Supplied material

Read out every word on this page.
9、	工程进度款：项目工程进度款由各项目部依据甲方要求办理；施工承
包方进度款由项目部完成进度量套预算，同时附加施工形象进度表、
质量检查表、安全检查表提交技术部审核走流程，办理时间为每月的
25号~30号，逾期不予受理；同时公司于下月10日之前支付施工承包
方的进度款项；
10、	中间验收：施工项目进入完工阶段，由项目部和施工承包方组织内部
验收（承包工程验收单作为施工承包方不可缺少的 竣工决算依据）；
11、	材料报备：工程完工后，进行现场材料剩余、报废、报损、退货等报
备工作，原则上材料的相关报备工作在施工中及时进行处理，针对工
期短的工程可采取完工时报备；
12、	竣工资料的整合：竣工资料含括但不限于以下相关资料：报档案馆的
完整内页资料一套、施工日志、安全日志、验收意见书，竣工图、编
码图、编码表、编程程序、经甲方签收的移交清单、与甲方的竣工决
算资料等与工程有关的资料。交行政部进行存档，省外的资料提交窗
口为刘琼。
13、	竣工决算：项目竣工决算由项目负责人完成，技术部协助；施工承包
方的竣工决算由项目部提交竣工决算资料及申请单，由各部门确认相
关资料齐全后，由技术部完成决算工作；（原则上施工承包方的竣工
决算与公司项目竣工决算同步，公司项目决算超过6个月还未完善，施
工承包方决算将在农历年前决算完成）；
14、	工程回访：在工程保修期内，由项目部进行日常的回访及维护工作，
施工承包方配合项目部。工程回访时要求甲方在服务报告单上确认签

Exercise requirements
Write out the data exactly as it stands.

Right answer
Read out every word on this page.
9、	工程进度款：项目工程进度款由各项目部依据甲方要求办理；施工承
包方进度款由项目部完成进度量套预算，同时附加施工形象进度表、
质量检查表、安全检查表提交技术部审核走流程，办理时间为每月的
25号~30号，逾期不予受理；同时公司于下月10日之前支付施工承包
方的进度款项；
10、	中间验收：施工项目进入完工阶段，由项目部和施工承包方组织内部
验收（承包工程验收单作为施工承包方不可缺少的 竣工决算依据）；
11、	材料报备：工程完工后，进行现场材料剩余、报废、报损、退货等报
备工作，原则上材料的相关报备工作在施工中及时进行处理，针对工
期短的工程可采取完工时报备；
12、	竣工资料的整合：竣工资料含括但不限于以下相关资料：报档案馆的
完整内页资料一套、施工日志、安全日志、验收意见书，竣工图、编
码图、编码表、编程程序、经甲方签收的移交清单、与甲方的竣工决
算资料等与工程有关的资料。交行政部进行存档，省外的资料提交窗
口为刘琼。
13、	竣工决算：项目竣工决算由项目负责人完成，技术部协助；施工承包
方的竣工决算由项目部提交竣工决算资料及申请单，由各部门确认相
关资料齐全后，由技术部完成决算工作；（原则上施工承包方的竣工
决算与公司项目竣工决算同步，公司项目决算超过6个月还未完善，施
工承包方决算将在农历年前决算完成）；
14、	工程回访：在工程保修期内，由项目部进行日常的回访及维护工作，
施工承包方配合项目部。工程回访时要求甲方在服务报告单上确认签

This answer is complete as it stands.